*OBJECTIF*
Recopiez mot pour mot, du début à la fin, tout le matériel qui suit.

═══ MATÉRIEL FOURNI

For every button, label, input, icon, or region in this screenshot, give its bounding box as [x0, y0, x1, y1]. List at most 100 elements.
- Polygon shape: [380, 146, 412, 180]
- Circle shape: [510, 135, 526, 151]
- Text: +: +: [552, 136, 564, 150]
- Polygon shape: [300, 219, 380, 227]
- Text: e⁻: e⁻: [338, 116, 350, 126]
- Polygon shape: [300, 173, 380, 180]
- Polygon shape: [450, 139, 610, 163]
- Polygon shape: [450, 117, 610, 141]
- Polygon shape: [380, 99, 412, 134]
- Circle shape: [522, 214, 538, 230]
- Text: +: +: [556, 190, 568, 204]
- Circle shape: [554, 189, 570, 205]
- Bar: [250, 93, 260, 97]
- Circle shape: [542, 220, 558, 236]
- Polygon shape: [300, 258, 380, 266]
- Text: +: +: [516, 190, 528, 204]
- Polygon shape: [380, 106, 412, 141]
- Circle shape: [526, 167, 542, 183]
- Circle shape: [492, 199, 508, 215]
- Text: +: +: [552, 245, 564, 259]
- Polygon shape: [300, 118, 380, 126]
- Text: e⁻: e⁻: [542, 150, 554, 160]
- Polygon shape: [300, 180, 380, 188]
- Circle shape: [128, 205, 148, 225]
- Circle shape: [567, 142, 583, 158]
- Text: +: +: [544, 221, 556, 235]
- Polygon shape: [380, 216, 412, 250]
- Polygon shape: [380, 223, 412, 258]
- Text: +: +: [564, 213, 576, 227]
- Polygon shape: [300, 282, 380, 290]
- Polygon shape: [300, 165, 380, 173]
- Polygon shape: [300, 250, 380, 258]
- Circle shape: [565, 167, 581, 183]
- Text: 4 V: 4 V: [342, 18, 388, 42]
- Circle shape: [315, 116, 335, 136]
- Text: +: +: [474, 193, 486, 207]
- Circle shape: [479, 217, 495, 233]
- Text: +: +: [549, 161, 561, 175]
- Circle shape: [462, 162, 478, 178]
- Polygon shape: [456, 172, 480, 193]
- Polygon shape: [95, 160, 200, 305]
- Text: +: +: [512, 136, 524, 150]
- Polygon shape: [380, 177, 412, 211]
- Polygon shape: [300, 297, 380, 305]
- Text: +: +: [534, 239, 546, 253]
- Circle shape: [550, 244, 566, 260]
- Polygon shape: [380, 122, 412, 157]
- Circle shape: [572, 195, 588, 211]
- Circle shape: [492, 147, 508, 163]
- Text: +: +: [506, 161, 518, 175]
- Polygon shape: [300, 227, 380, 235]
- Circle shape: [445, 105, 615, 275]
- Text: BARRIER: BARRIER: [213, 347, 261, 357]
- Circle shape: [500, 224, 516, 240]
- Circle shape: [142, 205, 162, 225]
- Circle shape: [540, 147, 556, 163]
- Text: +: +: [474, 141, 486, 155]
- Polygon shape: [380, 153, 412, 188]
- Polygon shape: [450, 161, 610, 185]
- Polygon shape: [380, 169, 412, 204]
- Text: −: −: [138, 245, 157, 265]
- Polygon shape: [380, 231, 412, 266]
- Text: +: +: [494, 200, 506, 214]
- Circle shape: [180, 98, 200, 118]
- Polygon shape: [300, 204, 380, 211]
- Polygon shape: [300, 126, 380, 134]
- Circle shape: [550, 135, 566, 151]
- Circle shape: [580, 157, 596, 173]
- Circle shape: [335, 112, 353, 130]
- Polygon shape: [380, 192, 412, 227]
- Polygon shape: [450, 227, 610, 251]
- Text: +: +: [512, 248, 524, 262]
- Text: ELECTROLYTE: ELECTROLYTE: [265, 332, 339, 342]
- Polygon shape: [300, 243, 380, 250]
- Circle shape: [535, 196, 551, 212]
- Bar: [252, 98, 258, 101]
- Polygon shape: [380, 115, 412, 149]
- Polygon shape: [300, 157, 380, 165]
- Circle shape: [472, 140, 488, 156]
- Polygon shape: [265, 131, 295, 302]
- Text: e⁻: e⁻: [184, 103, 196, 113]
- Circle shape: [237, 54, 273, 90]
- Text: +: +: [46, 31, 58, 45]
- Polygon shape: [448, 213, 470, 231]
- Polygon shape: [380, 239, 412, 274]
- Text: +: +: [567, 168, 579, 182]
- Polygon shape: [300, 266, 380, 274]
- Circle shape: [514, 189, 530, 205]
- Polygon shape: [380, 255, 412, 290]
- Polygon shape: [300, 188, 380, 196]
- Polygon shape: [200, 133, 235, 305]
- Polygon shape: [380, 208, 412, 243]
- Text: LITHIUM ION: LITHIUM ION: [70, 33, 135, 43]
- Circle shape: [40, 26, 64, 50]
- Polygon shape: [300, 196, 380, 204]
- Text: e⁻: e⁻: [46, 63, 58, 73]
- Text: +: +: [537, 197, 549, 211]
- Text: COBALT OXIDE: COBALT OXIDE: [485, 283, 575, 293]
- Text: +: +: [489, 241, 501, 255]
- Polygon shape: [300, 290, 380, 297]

══════

*BONNE RÉPONSE*
For every button, label, input, icon, or region in this screenshot, give its bounding box as [x0, y0, x1, y1]. List at most 100 elements.
- Polygon shape: [380, 146, 412, 180]
- Circle shape: [510, 135, 526, 151]
- Text: +: +: [552, 136, 564, 150]
- Polygon shape: [300, 219, 380, 227]
- Text: e⁻: e⁻: [338, 116, 350, 126]
- Polygon shape: [300, 173, 380, 180]
- Polygon shape: [450, 139, 610, 163]
- Polygon shape: [450, 117, 610, 141]
- Polygon shape: [380, 99, 412, 134]
- Circle shape: [522, 214, 538, 230]
- Text: +: +: [556, 190, 568, 204]
- Circle shape: [554, 189, 570, 205]
- Bar: [250, 93, 260, 97]
- Circle shape: [542, 220, 558, 236]
- Polygon shape: [300, 258, 380, 266]
- Text: +: +: [516, 190, 528, 204]
- Polygon shape: [380, 106, 412, 141]
- Circle shape: [526, 167, 542, 183]
- Circle shape: [492, 199, 508, 215]
- Text: +: +: [552, 245, 564, 259]
- Polygon shape: [300, 118, 380, 126]
- Text: e⁻: e⁻: [542, 150, 554, 160]
- Polygon shape: [300, 180, 380, 188]
- Circle shape: [128, 205, 148, 225]
- Circle shape: [567, 142, 583, 158]
- Text: +: +: [544, 221, 556, 235]
- Polygon shape: [380, 216, 412, 250]
- Polygon shape: [380, 223, 412, 258]
- Text: +: +: [564, 213, 576, 227]
- Polygon shape: [300, 282, 380, 290]
- Polygon shape: [300, 165, 380, 173]
- Polygon shape: [300, 250, 380, 258]
- Circle shape: [565, 167, 581, 183]
- Text: 4 V: 4 V: [342, 18, 388, 42]
- Circle shape: [315, 116, 335, 136]
- Text: +: +: [474, 193, 486, 207]
- Circle shape: [479, 217, 495, 233]
- Text: +: +: [549, 161, 561, 175]
- Circle shape: [462, 162, 478, 178]
- Polygon shape: [456, 172, 480, 193]
- Polygon shape: [95, 160, 200, 305]
- Text: +: +: [512, 136, 524, 150]
- Polygon shape: [380, 177, 412, 211]
- Polygon shape: [300, 297, 380, 305]
- Text: +: +: [534, 239, 546, 253]
- Circle shape: [550, 244, 566, 260]
- Polygon shape: [380, 122, 412, 157]
- Circle shape: [572, 195, 588, 211]
- Circle shape: [492, 147, 508, 163]
- Text: +: +: [506, 161, 518, 175]
- Polygon shape: [300, 227, 380, 235]
- Circle shape: [445, 105, 615, 275]
- Text: BARRIER: BARRIER: [213, 347, 261, 357]
- Circle shape: [500, 224, 516, 240]
- Circle shape: [142, 205, 162, 225]
- Circle shape: [540, 147, 556, 163]
- Text: +: +: [474, 141, 486, 155]
- Polygon shape: [380, 153, 412, 188]
- Polygon shape: [450, 161, 610, 185]
- Polygon shape: [380, 169, 412, 204]
- Text: −: −: [138, 245, 157, 265]
- Polygon shape: [380, 231, 412, 266]
- Text: +: +: [494, 200, 506, 214]
- Circle shape: [180, 98, 200, 118]
- Polygon shape: [300, 204, 380, 211]
- Polygon shape: [300, 126, 380, 134]
- Circle shape: [550, 135, 566, 151]
- Circle shape: [580, 157, 596, 173]
- Circle shape: [335, 112, 353, 130]
- Polygon shape: [380, 192, 412, 227]
- Polygon shape: [450, 227, 610, 251]
- Text: +: +: [512, 248, 524, 262]
- Text: ELECTROLYTE: ELECTROLYTE: [265, 332, 339, 342]
- Polygon shape: [300, 243, 380, 250]
- Circle shape: [535, 196, 551, 212]
- Bar: [252, 98, 258, 101]
- Polygon shape: [380, 115, 412, 149]
- Polygon shape: [300, 157, 380, 165]
- Circle shape: [472, 140, 488, 156]
- Polygon shape: [265, 131, 295, 302]
- Text: e⁻: e⁻: [184, 103, 196, 113]
- Circle shape: [237, 54, 273, 90]
- Text: +: +: [46, 31, 58, 45]
- Polygon shape: [448, 213, 470, 231]
- Polygon shape: [380, 239, 412, 274]
- Text: +: +: [567, 168, 579, 182]
- Polygon shape: [300, 266, 380, 274]
- Circle shape: [514, 189, 530, 205]
- Polygon shape: [380, 255, 412, 290]
- Polygon shape: [300, 188, 380, 196]
- Polygon shape: [200, 133, 235, 305]
- Polygon shape: [380, 208, 412, 243]
- Text: LITHIUM ION: LITHIUM ION: [70, 33, 135, 43]
- Circle shape: [40, 26, 64, 50]
- Polygon shape: [300, 196, 380, 204]
- Text: e⁻: e⁻: [46, 63, 58, 73]
- Text: +: +: [537, 197, 549, 211]
- Text: COBALT OXIDE: COBALT OXIDE: [485, 283, 575, 293]
- Text: +: +: [489, 241, 501, 255]
- Polygon shape: [300, 290, 380, 297]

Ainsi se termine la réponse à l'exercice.